=== Your goal ===
All lines featuring the string "Futterstraße" are to be listed.

=== Records supplied ===
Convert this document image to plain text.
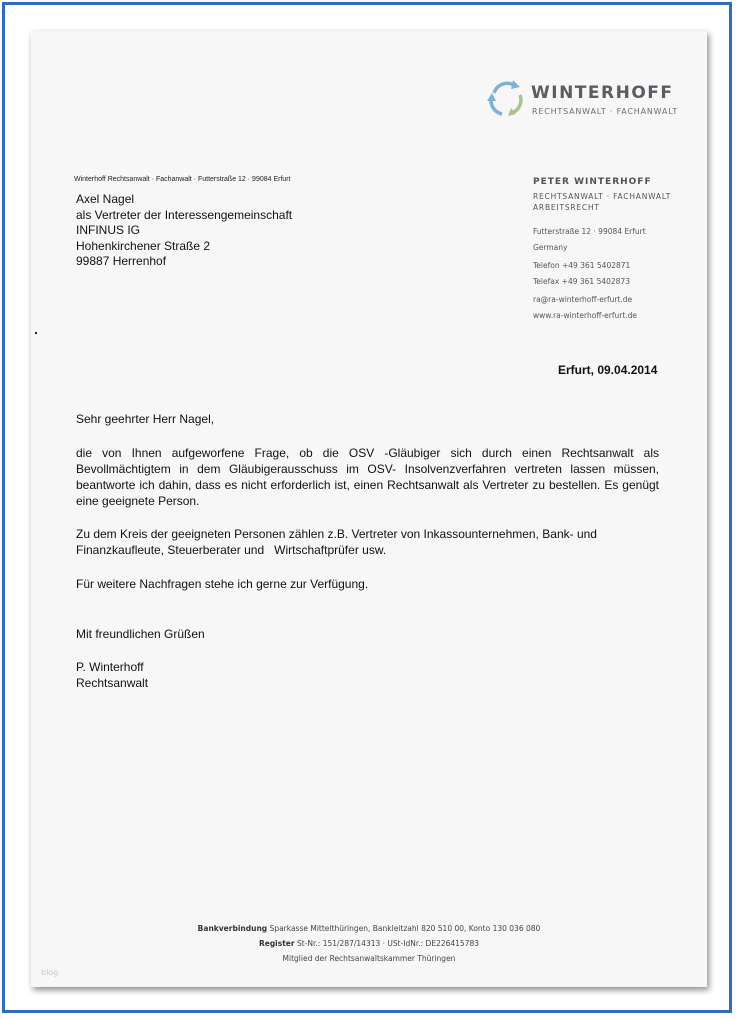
WINTERHOFF
RECHTSANWALT · FACHANWALT
Winterhoff Rechtsanwalt · Fachanwalt · Futterstraße 12 · 99084 Erfurt
Axel Nagel
als Vertreter der Interessengemeinschaft
INFINUS IG
Hohenkirchener Straße 2
99887 Herrenhof
PETER WINTERHOFF
RECHTSANWALT · FACHANWALT
ARBEITSRECHT
Futterstraße 12 · 99084 Erfurt
Germany
Telefon +49 361 5402871
Telefax +49 361 5402873
ra@ra-winterhoff-erfurt.de
www.ra-winterhoff-erfurt.de
Erfurt, 09.04.2014

Sehr geehrter Herr Nagel,

die von Ihnen aufgeworfene Frage, ob die OSV -Gläubiger sich durch einen Rechtsanwalt als Bevollmächtigtem in dem Gläubigerausschuss im OSV- Insolvenzverfahren vertreten lassen müssen, beantworte ich dahin, dass es nicht erforderlich ist, einen Rechtsanwalt als Vertreter zu bestellen. Es genügt eine geeignete Person.

Zu dem Kreis der geeigneten Personen zählen z.B. Vertreter von Inkassounternehmen, Bank- und

Finanzkaufleute, Steuerberater und   Wirtschaftprüfer usw.

Für weitere Nachfragen stehe ich gerne zur Verfügung.

Mit freundlichen Grüßen

P. Winterhoff

Rechtsanwalt

Bankverbindung Sparkasse Mittelthüringen, Bankleitzahl 820 510 00, Konto 130 036 080
Register St-Nr.: 151/287/14313 · USt-IdNr.: DE226415783
Mitglied der Rechtsanwaltskammer Thüringen
blog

=== Solution to the exercise ===
Winterhoff Rechtsanwalt · Fachanwalt · Futterstraße 12 · 99084 Erfurt
Futterstraße 12 · 99084 Erfurt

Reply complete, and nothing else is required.